- **What is expected**
Please filter the entries for the word "overlap" and copy every line that has it.
Segment Open
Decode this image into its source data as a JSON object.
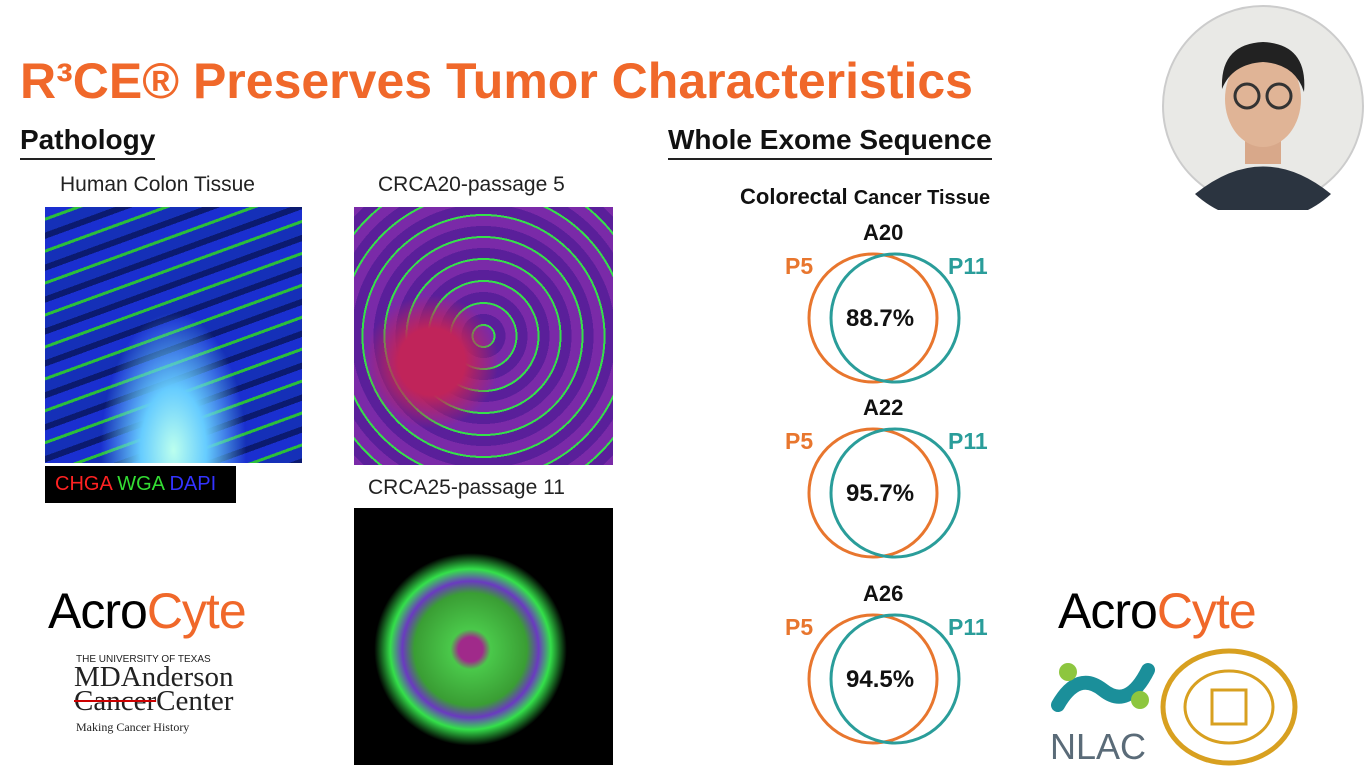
{
  "header": {
    "title": "R³CE® Preserves Tumor Characteristics"
  },
  "pathology": {
    "heading": "Pathology",
    "images": [
      {
        "label": "Human Colon Tissue"
      },
      {
        "label": "CRCA20-passage 5"
      },
      {
        "label": "CRCA25-passage 11"
      }
    ],
    "stain_legend": [
      "CHGA",
      "WGA",
      "DAPI"
    ]
  },
  "sequencing": {
    "heading": "Whole Exome Sequence",
    "subtitle_main": "Colorectal",
    "subtitle_rest": "Cancer Tissue",
    "venns": [
      {
        "sample": "A20",
        "left": "P5",
        "right": "P11",
        "overlap": "88.7%"
      },
      {
        "sample": "A22",
        "left": "P5",
        "right": "P11",
        "overlap": "95.7%"
      },
      {
        "sample": "A26",
        "left": "P5",
        "right": "P11",
        "overlap": "94.5%"
      }
    ]
  },
  "logos": {
    "acro": "Acro",
    "cyte": "Cyte",
    "ut": "THE UNIVERSITY OF TEXAS",
    "mda": "MDAnderson",
    "cancer": "Cancer",
    "center": "Center",
    "tagline": "Making Cancer History",
    "nlac": "NLAC"
  }
}
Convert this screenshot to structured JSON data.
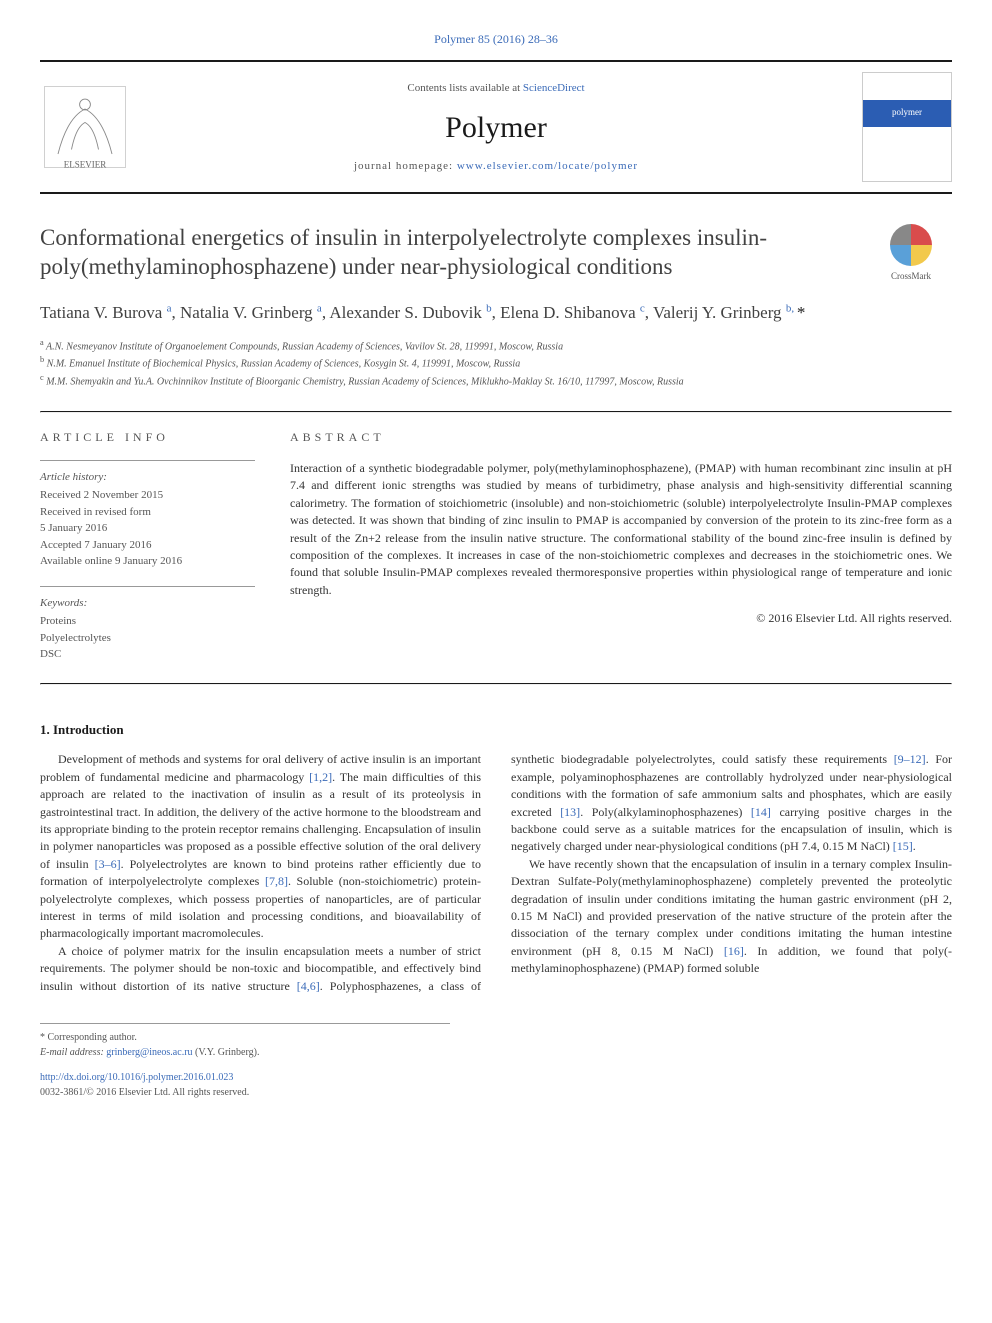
Segment Closed
- **Response area**
        "overlap": "88.7%"
        "overlap": "95.7%"
        "overlap": "94.5%"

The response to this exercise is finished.